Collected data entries

★ ★ ★ ★ ★

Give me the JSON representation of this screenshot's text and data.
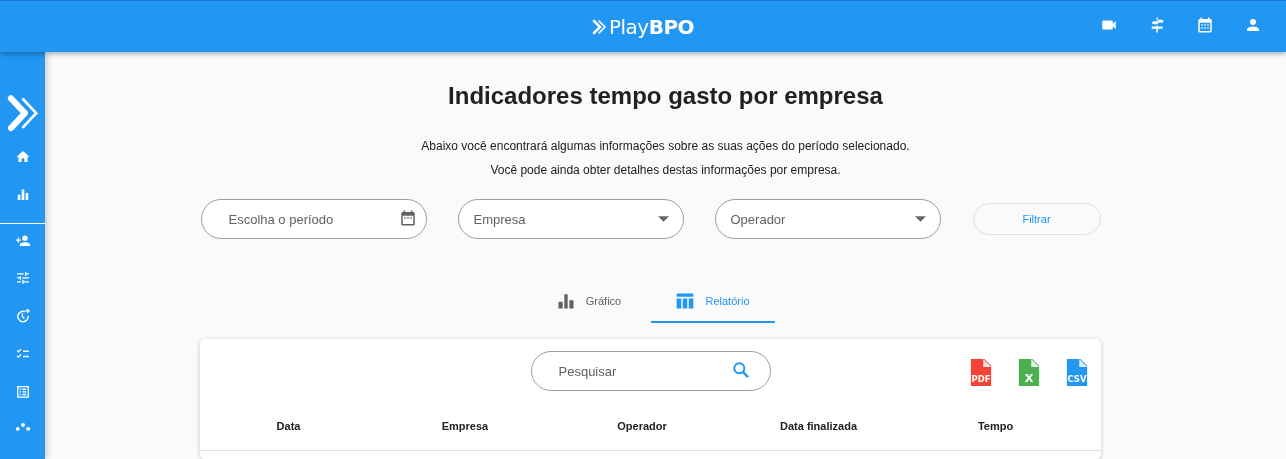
{
  "header": {
    "logo": "Play**BPO**"
  },
  "page": {
    "title": "Indicadores tempo gasto por empresa",
    "description": [
      "Abaixo você encontrará algumas informações sobre as suas ações do período selecionado.",
      "Você pode ainda obter detalhes destas informações por empresa."
    ]
  },
  "filters": {
    "period": {
      "placeholder": "Escolha o período"
    },
    "company": {
      "placeholder": "Empresa"
    },
    "operator": {
      "placeholder": "Operador"
    },
    "button": "Filtrar"
  },
  "tabs": [
    {
      "label": "Gráfico",
      "kind": "chart",
      "selected": false
    },
    {
      "label": "Relatório",
      "kind": "table",
      "selected": true
    }
  ],
  "report": {
    "search": {
      "placeholder": "Pesquisar"
    },
    "exports": [
      {
        "label": "PDF",
        "color": "#f44336"
      },
      {
        "label": "X",
        "color": "#4caf50"
      },
      {
        "label": "CSV",
        "color": "#2196f3"
      }
    ],
    "columns": [
      "Data",
      "Empresa",
      "Operador",
      "Data finalizada",
      "Tempo"
    ]
  }
}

★ ★ ★ ★ ★

What to produce
Say, as a single number and nothing more, how many lines of the entries contain the word "informações".

Response for this exercise
2